Your objective
Only a number is wanted here, namely how many lines of the data contain the string "senescence".

Records from a dataset
···

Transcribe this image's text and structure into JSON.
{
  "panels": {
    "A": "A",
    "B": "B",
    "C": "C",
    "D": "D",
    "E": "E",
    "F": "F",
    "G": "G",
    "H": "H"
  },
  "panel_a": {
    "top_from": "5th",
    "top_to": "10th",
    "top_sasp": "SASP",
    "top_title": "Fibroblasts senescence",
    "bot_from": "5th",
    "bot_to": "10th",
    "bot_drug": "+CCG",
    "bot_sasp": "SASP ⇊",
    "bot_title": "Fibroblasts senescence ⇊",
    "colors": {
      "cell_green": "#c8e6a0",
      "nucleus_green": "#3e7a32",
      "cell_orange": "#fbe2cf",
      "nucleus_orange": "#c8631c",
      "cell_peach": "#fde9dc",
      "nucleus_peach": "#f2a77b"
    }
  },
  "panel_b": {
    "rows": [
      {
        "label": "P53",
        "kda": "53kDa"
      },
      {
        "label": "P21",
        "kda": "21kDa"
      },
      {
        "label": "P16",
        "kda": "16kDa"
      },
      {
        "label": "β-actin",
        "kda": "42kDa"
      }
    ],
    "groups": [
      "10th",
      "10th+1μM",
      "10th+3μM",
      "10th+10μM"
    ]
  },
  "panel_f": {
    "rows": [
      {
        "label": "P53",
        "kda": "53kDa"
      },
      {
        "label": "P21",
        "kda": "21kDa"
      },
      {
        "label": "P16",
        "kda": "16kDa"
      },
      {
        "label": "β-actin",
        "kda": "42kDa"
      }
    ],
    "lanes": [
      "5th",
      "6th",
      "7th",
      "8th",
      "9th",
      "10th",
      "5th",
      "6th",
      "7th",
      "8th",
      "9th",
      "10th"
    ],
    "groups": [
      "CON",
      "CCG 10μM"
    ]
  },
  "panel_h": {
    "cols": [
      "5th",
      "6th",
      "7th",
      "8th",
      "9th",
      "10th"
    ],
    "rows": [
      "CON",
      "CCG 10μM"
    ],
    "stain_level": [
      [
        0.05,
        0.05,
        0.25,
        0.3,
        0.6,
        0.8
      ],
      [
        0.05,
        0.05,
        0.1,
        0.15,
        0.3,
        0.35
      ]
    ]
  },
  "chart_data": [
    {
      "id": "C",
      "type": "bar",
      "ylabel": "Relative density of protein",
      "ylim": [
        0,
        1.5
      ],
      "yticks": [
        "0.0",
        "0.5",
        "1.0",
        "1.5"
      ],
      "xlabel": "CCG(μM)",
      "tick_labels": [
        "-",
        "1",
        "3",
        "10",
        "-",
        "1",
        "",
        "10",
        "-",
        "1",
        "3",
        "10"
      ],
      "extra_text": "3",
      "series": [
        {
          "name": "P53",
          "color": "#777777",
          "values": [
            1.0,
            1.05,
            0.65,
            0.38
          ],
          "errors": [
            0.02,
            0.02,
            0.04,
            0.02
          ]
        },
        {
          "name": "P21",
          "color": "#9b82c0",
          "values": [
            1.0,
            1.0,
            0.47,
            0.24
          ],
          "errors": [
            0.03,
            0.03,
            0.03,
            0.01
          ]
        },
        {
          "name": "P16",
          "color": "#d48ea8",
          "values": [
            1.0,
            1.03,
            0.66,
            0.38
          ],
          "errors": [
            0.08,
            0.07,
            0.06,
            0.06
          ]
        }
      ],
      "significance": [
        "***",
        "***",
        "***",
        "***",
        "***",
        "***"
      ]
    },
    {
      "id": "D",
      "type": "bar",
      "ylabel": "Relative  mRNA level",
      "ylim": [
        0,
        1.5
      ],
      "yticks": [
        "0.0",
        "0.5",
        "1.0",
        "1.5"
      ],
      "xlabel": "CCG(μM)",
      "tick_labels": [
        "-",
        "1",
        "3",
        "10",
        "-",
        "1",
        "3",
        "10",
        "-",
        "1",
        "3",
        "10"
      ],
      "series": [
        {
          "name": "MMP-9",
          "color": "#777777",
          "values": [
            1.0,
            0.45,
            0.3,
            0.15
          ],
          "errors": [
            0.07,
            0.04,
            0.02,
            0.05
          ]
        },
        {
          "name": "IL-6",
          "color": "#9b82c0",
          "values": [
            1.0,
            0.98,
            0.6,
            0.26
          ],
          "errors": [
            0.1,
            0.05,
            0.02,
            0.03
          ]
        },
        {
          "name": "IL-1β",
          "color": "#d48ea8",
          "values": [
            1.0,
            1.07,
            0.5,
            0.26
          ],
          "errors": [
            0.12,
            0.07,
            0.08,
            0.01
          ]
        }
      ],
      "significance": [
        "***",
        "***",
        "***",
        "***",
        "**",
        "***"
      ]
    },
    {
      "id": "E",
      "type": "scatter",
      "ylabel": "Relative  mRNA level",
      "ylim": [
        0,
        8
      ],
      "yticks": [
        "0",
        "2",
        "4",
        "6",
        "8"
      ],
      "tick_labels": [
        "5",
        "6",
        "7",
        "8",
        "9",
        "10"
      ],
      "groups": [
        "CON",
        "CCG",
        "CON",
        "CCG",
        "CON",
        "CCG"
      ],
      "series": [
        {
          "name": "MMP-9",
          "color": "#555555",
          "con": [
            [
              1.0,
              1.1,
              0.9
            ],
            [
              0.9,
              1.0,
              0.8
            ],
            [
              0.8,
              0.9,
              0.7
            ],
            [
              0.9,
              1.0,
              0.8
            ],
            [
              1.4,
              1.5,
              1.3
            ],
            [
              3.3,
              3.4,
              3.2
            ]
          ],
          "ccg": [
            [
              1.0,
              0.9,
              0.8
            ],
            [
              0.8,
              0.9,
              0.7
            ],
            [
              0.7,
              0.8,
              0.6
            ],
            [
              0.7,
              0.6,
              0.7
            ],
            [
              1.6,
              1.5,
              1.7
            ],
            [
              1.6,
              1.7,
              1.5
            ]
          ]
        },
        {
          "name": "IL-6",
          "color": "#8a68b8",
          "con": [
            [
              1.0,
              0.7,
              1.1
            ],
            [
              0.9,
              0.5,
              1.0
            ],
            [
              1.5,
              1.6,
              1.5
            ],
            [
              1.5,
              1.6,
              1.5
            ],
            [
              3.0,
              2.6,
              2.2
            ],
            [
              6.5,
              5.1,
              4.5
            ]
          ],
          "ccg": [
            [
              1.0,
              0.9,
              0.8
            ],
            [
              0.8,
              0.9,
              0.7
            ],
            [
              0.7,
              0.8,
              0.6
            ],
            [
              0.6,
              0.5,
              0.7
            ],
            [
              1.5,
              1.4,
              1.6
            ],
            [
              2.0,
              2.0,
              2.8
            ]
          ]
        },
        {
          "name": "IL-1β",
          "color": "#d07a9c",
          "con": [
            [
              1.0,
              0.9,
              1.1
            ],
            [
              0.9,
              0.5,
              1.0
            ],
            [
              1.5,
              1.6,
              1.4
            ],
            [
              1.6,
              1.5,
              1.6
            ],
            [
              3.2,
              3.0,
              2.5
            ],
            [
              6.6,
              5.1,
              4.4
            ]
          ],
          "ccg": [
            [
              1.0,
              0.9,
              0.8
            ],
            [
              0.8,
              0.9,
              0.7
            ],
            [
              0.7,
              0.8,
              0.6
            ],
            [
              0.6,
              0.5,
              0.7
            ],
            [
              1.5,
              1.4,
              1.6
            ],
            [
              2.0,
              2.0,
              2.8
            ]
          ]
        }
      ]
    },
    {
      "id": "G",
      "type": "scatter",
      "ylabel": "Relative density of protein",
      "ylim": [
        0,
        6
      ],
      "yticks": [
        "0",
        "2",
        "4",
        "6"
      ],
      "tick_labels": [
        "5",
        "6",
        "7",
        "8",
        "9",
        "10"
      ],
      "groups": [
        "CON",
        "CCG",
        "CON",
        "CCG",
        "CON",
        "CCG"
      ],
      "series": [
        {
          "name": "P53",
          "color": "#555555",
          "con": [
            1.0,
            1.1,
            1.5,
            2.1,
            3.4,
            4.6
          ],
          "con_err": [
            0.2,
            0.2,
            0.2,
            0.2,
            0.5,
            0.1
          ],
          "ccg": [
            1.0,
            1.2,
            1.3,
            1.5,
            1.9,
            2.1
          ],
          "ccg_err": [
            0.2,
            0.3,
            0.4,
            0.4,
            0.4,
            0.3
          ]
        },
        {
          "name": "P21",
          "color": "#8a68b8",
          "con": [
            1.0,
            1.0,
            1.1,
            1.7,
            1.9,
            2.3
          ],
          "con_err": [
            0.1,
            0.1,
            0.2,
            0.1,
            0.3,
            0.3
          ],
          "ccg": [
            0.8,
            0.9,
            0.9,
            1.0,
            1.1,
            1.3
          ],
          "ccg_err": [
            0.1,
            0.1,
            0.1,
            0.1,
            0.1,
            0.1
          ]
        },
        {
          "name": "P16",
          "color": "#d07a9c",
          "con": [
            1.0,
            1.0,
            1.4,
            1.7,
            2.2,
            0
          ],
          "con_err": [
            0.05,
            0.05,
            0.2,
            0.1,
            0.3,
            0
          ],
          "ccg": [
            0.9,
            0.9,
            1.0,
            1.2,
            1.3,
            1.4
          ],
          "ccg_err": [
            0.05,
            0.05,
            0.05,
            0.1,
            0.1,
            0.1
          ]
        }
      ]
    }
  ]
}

···

Task answer
2